**What needs to be done**.
Search the records that follow and extract every line containing the string "caption".

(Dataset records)
===

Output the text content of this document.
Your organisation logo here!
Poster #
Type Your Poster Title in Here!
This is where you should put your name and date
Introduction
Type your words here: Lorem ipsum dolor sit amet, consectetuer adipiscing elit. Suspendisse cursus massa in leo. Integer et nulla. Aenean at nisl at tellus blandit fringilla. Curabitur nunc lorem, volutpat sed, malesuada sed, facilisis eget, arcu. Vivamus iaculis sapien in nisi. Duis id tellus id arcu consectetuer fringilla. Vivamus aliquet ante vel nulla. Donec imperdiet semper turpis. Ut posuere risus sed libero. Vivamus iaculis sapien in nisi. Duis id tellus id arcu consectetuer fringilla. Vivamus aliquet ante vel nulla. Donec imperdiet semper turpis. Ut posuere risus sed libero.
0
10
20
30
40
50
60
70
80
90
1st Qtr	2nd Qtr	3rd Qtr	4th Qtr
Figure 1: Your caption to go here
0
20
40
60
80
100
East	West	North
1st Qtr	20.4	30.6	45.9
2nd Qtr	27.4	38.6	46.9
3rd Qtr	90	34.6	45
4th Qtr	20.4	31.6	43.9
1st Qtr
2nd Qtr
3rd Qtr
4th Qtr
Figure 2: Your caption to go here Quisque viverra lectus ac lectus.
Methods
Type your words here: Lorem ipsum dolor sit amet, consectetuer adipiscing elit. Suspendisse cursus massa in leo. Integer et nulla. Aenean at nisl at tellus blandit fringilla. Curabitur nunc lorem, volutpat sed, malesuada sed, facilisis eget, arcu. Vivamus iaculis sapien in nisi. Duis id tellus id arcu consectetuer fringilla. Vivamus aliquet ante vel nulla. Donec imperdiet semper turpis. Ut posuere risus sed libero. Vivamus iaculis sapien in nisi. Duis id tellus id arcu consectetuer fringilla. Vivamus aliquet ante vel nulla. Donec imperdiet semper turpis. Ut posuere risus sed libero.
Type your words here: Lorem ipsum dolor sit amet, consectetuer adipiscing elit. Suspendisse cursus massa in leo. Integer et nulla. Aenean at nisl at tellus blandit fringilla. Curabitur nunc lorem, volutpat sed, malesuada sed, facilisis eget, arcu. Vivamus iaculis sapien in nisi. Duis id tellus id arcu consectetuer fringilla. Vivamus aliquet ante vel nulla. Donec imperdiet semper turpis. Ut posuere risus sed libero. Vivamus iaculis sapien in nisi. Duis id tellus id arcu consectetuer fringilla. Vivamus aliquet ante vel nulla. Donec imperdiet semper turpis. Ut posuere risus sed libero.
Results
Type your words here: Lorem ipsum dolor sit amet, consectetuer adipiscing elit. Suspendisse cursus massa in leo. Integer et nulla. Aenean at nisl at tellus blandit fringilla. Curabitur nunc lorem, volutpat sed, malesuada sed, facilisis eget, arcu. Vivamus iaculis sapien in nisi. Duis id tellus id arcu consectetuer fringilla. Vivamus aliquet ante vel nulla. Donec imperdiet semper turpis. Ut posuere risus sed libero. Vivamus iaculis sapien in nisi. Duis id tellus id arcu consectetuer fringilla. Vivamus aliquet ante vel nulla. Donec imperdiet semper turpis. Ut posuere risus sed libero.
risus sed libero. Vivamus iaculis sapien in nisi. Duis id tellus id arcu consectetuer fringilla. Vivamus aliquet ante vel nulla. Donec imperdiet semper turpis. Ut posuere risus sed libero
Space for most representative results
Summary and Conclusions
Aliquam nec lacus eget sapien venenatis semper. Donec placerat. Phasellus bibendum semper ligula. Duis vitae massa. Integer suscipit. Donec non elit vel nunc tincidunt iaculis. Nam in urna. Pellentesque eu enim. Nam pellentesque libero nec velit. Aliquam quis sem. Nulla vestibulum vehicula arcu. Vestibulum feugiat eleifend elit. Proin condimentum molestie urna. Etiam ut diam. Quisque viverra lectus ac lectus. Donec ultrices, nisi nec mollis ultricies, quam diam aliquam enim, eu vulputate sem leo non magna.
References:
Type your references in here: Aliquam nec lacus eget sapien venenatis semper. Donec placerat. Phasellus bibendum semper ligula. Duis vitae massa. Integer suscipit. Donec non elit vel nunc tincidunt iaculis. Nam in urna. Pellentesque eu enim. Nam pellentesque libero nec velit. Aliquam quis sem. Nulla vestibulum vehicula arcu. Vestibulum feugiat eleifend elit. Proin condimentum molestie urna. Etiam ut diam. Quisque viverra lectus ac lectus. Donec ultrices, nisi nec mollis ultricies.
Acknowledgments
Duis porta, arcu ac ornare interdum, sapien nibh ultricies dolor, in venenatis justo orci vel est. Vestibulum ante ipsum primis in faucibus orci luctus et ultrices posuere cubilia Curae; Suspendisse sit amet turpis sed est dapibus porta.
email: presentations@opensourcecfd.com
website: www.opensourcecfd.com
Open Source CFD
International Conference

===

**Full answer**.
Figure 1: Your caption to go here
Figure 2: Your caption to go here Quisque viverra lectus ac lectus.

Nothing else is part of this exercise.